→ STATED GOAL
Keep the pictures out of the copy and repeat the records exactly.

→ SUPPLIED INFORMATION
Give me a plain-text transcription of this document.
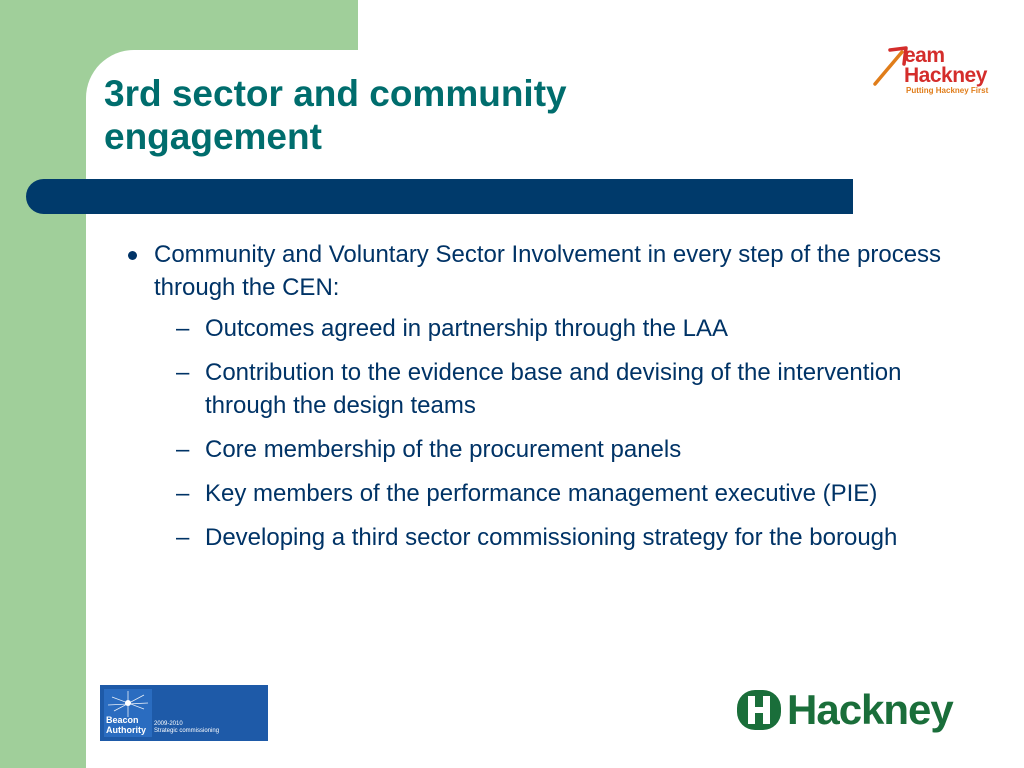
3rd sector and community
engagement
Community and Voluntary Sector Involvement in every step of the process through the CEN:
– Outcomes agreed in partnership through the LAA
– Contribution to the evidence base and devising of the intervention through the design teams
– Core membership of the procurement panels
– Key members of the performance management executive (PIE)
– Developing a third sector commissioning strategy for the borough
eam
Hackney
Putting Hackney First
Beacon
Authority
2009-2010
Strategic commissioning	Hackney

→ FINISHED TASK
Give me a plain-text transcription of this document.
3rd sector and community
engagement
Community and Voluntary Sector Involvement in every step of the process through the CEN:
– Outcomes agreed in partnership through the LAA
– Contribution to the evidence base and devising of the intervention through the design teams
– Core membership of the procurement panels
– Key members of the performance management executive (PIE)
– Developing a third sector commissioning strategy for the borough
eam
Hackney
Putting Hackney First
Beacon
Authority
2009-2010
Strategic commissioning	Hackney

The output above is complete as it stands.